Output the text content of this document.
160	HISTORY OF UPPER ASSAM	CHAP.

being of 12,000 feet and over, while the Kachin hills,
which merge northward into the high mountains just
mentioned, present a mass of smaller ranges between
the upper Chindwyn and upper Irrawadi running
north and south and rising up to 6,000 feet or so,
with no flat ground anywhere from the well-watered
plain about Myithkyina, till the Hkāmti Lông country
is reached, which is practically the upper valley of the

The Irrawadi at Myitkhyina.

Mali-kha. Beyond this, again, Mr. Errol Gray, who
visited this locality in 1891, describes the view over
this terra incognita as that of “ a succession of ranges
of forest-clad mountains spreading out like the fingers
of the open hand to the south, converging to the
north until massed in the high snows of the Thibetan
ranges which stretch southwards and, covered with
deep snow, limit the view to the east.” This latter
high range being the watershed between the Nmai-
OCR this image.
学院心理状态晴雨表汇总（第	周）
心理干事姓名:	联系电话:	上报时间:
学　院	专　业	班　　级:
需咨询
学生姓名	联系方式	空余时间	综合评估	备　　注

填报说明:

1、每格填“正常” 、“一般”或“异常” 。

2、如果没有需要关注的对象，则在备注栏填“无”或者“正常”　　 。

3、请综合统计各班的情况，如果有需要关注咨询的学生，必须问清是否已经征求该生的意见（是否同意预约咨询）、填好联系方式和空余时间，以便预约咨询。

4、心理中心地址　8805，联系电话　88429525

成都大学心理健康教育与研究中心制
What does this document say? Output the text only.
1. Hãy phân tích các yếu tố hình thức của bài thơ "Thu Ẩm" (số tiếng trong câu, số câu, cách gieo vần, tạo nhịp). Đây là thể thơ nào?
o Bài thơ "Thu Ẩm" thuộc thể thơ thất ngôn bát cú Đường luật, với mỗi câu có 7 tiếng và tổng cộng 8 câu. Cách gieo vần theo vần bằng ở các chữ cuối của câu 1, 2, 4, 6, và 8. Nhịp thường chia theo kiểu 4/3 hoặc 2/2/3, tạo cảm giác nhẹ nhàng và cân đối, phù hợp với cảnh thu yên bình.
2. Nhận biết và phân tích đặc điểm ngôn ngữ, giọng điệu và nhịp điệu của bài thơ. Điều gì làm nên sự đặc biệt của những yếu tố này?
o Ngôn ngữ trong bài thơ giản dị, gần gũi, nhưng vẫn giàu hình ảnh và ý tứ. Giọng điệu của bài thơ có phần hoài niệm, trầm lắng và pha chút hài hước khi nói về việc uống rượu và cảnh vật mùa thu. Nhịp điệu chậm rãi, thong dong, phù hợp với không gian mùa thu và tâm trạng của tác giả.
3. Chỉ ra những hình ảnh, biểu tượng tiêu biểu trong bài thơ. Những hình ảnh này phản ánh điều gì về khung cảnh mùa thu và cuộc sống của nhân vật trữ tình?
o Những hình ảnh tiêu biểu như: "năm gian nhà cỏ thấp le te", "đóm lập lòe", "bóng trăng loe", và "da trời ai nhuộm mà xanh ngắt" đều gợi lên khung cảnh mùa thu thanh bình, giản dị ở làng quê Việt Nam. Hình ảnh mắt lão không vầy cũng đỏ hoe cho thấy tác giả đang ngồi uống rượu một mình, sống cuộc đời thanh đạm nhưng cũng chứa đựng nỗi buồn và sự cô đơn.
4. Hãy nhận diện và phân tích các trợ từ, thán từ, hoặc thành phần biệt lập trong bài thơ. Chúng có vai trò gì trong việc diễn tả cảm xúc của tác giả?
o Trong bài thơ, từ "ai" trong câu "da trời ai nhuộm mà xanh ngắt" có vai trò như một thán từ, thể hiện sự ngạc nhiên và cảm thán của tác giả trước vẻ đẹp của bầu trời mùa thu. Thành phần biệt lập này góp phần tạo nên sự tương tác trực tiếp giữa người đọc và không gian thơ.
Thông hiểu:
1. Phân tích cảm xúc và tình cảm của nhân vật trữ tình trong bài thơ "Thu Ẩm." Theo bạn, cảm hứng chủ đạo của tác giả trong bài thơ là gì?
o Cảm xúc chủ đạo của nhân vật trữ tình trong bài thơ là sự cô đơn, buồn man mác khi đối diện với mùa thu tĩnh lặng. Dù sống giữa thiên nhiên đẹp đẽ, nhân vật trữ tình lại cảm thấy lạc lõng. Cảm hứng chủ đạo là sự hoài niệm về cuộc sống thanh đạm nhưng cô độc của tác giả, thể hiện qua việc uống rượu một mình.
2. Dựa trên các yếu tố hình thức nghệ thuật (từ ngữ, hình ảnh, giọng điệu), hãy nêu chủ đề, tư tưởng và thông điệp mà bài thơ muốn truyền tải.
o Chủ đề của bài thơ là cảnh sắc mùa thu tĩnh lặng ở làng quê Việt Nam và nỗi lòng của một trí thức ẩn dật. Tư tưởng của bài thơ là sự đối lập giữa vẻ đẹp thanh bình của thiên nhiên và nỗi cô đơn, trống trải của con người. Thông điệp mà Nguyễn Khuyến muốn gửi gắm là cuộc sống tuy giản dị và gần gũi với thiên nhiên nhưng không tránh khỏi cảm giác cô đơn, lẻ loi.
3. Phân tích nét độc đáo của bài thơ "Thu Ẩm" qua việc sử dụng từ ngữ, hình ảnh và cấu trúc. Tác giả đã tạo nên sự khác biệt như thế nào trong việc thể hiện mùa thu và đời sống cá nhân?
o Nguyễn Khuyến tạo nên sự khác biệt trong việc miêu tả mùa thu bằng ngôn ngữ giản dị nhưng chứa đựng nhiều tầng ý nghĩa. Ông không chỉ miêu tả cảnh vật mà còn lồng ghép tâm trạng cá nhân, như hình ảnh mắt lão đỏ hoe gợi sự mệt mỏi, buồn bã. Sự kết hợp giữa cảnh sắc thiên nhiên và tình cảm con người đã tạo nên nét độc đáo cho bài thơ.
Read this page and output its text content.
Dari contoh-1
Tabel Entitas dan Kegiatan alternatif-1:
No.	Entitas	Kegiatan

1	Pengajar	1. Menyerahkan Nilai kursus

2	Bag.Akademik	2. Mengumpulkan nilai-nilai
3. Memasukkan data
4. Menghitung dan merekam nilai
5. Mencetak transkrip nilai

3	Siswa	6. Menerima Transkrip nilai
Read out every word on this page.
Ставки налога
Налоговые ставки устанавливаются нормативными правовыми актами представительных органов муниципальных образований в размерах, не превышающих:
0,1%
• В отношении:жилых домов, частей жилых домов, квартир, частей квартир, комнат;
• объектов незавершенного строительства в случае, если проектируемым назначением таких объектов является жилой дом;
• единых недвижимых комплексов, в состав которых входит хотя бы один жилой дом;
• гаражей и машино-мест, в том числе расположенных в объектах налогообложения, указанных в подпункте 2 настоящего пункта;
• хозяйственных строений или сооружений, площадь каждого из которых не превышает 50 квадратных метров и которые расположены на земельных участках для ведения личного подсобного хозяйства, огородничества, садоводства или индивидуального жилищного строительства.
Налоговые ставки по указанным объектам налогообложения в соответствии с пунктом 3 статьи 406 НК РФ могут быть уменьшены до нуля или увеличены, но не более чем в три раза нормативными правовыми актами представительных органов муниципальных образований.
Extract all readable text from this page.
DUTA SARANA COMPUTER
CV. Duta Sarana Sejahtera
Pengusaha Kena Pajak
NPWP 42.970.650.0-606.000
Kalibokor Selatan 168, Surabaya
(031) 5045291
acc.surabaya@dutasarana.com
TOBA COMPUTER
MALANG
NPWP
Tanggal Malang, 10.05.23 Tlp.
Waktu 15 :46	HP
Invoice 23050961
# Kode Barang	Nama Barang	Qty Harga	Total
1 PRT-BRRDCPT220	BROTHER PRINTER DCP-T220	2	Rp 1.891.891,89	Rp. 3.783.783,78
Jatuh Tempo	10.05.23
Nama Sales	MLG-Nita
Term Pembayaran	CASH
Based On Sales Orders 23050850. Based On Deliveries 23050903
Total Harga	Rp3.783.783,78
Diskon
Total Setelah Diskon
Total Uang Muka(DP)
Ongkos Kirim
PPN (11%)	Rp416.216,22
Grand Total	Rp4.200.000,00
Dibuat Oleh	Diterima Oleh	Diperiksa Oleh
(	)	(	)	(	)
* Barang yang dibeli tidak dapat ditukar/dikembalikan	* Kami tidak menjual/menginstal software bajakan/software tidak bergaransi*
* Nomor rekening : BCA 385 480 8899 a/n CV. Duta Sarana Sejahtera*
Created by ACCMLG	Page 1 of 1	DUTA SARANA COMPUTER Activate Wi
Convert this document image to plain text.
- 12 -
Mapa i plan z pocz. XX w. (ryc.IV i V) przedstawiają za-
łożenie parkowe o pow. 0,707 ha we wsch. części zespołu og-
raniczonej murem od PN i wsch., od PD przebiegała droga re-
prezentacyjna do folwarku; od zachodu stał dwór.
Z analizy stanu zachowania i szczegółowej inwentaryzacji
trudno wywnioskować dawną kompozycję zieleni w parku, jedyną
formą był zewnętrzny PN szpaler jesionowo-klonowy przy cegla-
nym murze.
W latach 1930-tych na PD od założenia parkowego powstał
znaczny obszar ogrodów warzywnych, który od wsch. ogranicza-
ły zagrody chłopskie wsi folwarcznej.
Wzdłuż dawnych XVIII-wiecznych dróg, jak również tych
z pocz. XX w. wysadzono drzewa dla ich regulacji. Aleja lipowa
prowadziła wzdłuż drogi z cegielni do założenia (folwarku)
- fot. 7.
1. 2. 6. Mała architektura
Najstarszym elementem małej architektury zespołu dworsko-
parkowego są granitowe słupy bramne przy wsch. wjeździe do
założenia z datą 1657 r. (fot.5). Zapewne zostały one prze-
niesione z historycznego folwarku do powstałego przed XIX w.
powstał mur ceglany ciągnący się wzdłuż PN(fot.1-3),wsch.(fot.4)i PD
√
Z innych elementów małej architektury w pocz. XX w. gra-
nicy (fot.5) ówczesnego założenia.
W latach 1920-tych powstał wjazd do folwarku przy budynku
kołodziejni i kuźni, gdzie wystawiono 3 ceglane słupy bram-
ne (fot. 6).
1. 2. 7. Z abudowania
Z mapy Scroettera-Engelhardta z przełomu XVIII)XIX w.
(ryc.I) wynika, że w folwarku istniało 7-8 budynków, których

_ _ _

**Your instructions:**
Copy out all lines above that include the string "małej".

**Output:**
Najstarszym elementem małej architektury zespołu dworsko-
Z innych elementów małej architektury w pocz. XX w. gra-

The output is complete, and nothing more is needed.